BAÑO DE BOSQUE EN LA CABECERA DEL BARRANCO ZOTICOS

Bucear entre los pinares es lo que más deseábamos durante los 98 días de confinamiento por el COVID 19.

Sumergirnos en este inmenso océano bajo el cielo azul en la montaña y caminar sobre la hierba verde, cual posidonia de los fondos del Mediterráneo, salpicada de inmensos colores del moteado de la floración de esta primavera benefactora en lluvias. Colores que se mueven cuando las mariposas vuelan y se posan.

Aislarnos de tanto ruido que el día a día nos aporta, para sentir el silencio con el sonido de verdecillos, pinzones, carboneros, agateadores, trepadores, chovas piquirrojas. El silencio necesario para poder escuchar el sonido del viento sollando las copas de los pinos. Acompañado de los tonos de los cencerros de vacas y ovejas, las voces de los pastores ordenando a los perros, los ladridos de estos dirigiendo a aquellas al redil.

Impregnarnos de tantos olores que creíamos perdidos. El de la vegetación húmeda, la tierra encharcada en la cuneta de la senda, el rastro del jabalí que ha levantado el prado con la jeta, el del corzo al que escuchamos huir.

Sentimos las caricias de los enebros que se cruzan en la senda y nos rozan la piel. Son abrazos que los humanos hemos dejado de darnos por esta pandemia que ha congelado tantos sentidos por el miedo al contagio.

Recuperamos durante el descanso, en la parada bajo la copa de un viejo árbol con vistas a la profundidad del valle, el sabor de una tortilla de patata entre el pan untado de aceite de oliva y tomate con la que reponemos fuerzas.

Registros almacenados:

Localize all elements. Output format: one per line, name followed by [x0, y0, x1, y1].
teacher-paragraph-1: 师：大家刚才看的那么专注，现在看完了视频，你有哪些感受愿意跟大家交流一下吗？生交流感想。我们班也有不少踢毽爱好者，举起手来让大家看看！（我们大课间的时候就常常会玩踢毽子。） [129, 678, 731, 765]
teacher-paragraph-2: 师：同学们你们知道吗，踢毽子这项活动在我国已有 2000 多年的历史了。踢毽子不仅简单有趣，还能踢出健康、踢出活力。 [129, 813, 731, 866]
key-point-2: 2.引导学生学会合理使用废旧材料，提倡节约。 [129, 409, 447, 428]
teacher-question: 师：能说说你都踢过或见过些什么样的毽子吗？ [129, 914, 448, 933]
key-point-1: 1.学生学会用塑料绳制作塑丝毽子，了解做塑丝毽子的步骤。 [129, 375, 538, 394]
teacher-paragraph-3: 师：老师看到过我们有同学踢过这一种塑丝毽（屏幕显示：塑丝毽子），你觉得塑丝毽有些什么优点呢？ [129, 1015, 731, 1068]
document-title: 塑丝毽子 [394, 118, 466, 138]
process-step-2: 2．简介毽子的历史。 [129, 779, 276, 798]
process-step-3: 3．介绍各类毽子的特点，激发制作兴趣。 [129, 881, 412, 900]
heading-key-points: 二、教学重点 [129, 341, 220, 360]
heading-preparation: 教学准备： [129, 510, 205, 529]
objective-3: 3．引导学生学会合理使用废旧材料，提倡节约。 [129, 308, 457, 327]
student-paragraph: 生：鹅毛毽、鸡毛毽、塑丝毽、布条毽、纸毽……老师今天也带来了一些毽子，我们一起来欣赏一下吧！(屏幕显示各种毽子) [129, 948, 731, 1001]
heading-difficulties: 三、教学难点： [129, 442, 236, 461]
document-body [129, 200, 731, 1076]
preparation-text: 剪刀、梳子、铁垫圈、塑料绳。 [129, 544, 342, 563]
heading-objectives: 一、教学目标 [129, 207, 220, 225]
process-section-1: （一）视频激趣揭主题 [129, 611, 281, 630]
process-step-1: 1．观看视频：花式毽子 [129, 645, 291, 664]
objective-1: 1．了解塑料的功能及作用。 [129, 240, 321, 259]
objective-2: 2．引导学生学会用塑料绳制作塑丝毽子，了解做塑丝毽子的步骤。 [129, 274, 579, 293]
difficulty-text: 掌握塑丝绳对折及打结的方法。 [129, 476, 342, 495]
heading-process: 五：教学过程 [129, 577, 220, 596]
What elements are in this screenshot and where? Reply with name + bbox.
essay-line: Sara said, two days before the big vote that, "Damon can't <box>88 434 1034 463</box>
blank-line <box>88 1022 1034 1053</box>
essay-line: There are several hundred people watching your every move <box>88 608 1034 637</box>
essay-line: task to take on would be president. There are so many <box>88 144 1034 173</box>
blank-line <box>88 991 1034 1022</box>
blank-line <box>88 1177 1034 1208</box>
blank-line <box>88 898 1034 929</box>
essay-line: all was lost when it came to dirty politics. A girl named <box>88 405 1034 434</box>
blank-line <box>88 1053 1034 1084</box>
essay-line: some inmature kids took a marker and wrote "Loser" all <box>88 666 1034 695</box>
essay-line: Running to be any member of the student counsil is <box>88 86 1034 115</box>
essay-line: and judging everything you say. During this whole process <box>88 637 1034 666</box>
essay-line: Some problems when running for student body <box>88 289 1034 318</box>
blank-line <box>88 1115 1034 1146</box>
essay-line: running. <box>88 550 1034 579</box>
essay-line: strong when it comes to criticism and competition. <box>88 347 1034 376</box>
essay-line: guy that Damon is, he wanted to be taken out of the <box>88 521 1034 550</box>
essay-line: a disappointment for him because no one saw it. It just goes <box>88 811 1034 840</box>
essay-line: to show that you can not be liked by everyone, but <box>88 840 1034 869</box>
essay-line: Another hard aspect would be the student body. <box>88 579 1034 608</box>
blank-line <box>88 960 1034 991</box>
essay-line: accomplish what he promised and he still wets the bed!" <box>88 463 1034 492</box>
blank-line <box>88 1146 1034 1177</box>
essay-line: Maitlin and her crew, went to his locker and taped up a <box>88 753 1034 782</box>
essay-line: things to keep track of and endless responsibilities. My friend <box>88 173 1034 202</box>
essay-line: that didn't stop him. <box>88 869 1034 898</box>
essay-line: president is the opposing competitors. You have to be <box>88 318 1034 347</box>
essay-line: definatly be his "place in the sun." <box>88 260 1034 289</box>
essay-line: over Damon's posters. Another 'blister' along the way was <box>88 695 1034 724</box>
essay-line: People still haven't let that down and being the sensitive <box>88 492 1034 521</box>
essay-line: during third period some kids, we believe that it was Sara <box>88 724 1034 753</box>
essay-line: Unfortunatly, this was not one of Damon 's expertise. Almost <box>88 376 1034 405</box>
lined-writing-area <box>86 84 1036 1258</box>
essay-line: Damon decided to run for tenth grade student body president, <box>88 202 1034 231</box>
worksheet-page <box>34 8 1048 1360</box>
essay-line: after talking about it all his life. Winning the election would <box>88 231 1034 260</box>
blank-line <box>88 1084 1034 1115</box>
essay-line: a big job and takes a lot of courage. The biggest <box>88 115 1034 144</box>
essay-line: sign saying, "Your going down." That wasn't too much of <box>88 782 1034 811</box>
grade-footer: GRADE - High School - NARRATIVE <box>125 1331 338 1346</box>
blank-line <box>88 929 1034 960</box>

## [Requisitos del ejercicio]
1) Transcribe del texto sobre el baño de bosque el fragmento que va desde "Sumergirnos en este" hasta "aquellas al redil.".
2) Responde a partir del texto sobre el baño de bosque:
(a) ¿Cuántos días duró el confinamiento según el texto?
(b) ¿Qué animal ha levantado el prado con la jeta?
(c) ¿Qué comen durante el descanso para reponer fuerzas?

## [Resultados por tarea]
1)
Sumergirnos en este inmenso océano bajo el cielo azul en la montaña y caminar sobre la hierba verde, cual posidonia de los fondos del Mediterráneo, salpicada de inmensos colores del moteado de la floración de esta primavera benefactora en lluvias. Colores que se mueven cuando las mariposas vuelan y se posan.

Aislarnos de tanto ruido que el día a día nos aporta, para sentir el silencio con el sonido de verdecillos, pinzones, carboneros, agateadores, trepadores, chovas piquirrojas. El silencio necesario para poder escuchar el sonido del viento sollando las copas de los pinos. Acompañado de los tonos de los cencerros de vacas y ovejas, las voces de los pastores ordenando a los perros, los ladridos de estos dirigiendo a aquellas al redil.

2)
(a) 98 días.
(b) El jabalí.
(c) Una tortilla de patata entre pan untado de aceite de oliva y tomate.